### THE TASK
Work out the number of lines in the records that include the word "Anomaly"; reply with that number alone.

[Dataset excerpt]
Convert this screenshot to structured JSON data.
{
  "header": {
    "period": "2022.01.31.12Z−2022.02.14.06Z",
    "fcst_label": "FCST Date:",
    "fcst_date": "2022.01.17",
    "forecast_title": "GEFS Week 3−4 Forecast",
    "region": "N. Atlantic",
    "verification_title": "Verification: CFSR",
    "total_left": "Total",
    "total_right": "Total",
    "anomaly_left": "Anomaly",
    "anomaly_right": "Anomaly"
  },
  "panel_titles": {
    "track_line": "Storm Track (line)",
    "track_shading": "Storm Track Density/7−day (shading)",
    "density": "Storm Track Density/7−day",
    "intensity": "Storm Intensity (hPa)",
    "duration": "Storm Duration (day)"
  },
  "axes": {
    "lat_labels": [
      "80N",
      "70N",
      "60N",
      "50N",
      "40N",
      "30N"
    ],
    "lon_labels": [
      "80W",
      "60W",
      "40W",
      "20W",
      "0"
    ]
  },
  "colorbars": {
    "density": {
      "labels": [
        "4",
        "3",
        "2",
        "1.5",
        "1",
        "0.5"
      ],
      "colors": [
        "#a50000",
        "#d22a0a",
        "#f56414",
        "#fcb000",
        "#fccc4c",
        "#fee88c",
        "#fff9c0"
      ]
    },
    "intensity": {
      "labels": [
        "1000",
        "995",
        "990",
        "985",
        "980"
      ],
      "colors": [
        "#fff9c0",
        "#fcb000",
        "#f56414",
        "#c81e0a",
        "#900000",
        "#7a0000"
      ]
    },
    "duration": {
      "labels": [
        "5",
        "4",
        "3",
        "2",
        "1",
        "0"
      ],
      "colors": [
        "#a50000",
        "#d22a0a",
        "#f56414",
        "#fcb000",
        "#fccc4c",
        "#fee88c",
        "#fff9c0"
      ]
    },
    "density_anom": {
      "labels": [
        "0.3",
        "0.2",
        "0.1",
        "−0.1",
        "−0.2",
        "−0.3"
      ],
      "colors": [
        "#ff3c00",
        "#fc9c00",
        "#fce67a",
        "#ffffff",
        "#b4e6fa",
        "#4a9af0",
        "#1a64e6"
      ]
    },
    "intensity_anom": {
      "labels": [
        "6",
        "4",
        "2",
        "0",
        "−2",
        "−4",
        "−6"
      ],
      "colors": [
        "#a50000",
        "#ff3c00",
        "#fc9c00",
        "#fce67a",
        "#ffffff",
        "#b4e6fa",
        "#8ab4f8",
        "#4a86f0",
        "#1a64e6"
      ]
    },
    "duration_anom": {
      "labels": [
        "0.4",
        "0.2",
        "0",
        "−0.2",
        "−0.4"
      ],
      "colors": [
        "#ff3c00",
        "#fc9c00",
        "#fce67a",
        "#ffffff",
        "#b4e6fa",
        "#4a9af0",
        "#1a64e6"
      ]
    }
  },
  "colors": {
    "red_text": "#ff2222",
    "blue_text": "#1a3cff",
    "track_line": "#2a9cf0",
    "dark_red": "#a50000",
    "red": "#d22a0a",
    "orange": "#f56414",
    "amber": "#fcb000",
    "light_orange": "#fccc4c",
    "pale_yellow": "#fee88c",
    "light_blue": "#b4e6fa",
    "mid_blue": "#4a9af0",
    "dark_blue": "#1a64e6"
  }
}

### EXERCISE ANSWER
2